■ DATASET ENTRIES ■
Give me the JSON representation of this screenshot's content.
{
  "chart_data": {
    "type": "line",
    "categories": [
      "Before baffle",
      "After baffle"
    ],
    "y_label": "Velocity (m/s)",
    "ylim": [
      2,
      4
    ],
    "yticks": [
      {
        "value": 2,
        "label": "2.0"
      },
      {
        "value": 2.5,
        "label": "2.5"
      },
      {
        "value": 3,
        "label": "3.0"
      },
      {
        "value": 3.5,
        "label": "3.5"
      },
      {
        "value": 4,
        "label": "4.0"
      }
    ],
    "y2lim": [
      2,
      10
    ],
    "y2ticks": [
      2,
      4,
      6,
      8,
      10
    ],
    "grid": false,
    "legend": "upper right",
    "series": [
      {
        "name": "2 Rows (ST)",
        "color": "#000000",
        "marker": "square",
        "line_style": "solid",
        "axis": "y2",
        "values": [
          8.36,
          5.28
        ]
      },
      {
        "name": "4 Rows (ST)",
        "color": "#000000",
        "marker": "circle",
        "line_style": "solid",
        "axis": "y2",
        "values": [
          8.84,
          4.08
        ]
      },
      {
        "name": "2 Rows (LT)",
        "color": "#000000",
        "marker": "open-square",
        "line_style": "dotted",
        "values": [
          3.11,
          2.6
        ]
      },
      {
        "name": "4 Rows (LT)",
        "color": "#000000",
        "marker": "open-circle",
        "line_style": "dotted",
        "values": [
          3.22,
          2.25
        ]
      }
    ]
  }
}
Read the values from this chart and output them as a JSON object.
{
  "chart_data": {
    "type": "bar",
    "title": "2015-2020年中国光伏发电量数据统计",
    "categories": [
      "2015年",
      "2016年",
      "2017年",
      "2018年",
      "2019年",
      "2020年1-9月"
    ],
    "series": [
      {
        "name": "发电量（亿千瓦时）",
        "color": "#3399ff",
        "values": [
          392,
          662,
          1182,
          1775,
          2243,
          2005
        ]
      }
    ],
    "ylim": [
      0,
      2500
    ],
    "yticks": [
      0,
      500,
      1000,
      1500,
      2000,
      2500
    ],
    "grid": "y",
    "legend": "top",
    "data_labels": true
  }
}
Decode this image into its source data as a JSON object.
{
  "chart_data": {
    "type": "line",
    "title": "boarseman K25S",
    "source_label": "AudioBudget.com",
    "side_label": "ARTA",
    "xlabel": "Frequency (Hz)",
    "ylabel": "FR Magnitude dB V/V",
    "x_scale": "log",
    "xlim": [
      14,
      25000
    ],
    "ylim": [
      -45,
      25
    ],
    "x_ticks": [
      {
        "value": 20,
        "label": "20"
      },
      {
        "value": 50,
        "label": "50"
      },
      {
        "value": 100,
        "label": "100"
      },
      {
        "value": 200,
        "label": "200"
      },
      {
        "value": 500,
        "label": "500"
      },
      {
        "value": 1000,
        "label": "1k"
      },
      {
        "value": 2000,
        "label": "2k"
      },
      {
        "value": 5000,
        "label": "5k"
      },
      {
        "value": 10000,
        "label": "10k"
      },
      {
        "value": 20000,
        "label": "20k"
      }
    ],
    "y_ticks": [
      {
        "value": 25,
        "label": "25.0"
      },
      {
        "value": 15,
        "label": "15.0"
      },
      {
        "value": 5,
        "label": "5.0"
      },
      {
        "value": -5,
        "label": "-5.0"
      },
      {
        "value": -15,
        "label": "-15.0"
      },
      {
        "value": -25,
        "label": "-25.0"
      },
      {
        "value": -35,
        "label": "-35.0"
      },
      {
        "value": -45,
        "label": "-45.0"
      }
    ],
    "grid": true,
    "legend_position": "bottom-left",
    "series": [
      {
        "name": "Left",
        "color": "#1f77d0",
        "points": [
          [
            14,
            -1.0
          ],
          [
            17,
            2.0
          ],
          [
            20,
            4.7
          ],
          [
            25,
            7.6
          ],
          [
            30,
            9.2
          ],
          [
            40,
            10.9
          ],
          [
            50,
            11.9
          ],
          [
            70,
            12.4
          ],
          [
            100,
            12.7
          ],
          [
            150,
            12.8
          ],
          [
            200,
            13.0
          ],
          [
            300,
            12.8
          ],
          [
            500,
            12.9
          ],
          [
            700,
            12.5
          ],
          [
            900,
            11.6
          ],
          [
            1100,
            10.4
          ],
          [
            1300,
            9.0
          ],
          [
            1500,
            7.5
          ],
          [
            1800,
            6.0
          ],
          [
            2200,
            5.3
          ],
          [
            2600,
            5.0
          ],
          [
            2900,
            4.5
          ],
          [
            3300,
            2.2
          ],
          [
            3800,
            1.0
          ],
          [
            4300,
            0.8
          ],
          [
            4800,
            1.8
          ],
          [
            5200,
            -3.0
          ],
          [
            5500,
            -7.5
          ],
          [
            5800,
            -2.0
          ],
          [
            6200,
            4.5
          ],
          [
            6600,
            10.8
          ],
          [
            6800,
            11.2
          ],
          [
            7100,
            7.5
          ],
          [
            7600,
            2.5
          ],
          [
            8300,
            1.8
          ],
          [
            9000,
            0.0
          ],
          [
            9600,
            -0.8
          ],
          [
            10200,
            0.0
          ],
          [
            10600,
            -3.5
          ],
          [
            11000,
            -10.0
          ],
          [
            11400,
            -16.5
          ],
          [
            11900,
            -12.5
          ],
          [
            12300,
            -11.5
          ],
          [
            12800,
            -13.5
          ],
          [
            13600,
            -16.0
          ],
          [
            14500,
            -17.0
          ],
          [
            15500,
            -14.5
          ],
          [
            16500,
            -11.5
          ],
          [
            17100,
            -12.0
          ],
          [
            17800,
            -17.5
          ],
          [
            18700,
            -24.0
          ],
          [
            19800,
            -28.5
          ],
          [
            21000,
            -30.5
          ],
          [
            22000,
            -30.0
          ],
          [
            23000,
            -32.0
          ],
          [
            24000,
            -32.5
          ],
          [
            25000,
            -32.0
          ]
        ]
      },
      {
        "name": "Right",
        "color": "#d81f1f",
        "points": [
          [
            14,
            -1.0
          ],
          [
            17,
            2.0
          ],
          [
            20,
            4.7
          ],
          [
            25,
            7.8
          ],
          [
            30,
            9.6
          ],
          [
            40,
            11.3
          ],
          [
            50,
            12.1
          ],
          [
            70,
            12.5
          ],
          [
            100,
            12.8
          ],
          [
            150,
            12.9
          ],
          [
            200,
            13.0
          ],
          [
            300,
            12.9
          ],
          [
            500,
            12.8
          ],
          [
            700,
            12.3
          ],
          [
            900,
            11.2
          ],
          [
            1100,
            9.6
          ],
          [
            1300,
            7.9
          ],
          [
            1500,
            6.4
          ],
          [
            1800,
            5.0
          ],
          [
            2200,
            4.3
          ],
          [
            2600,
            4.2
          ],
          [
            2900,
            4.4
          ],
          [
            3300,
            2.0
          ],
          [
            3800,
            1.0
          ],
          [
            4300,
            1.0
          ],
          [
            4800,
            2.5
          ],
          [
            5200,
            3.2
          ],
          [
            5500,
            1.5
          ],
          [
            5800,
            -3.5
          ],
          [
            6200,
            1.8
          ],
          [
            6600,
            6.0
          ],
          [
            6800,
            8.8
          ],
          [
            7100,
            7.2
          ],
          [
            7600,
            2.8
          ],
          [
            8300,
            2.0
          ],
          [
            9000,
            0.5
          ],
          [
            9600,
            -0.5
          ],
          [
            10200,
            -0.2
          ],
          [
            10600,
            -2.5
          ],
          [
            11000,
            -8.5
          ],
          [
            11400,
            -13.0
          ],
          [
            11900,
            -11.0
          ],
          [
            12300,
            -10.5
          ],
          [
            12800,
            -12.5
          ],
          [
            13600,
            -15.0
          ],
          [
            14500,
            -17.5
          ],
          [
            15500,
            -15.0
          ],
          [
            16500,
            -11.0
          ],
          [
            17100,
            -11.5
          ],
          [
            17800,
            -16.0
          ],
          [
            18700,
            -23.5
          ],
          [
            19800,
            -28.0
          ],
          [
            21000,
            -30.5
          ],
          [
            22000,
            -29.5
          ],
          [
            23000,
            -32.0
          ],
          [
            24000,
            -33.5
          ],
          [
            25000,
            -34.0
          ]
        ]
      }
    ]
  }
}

■ EXERCISE GOAL ■
Where a line of the entries contains the word "this", copy that line.

■ ANSWER IN FULL ■
Give me the JSON representation of this screenshot's content.
Read the values from this chart and output them as a JSON object.
Decode this image into its source data as a JSON object.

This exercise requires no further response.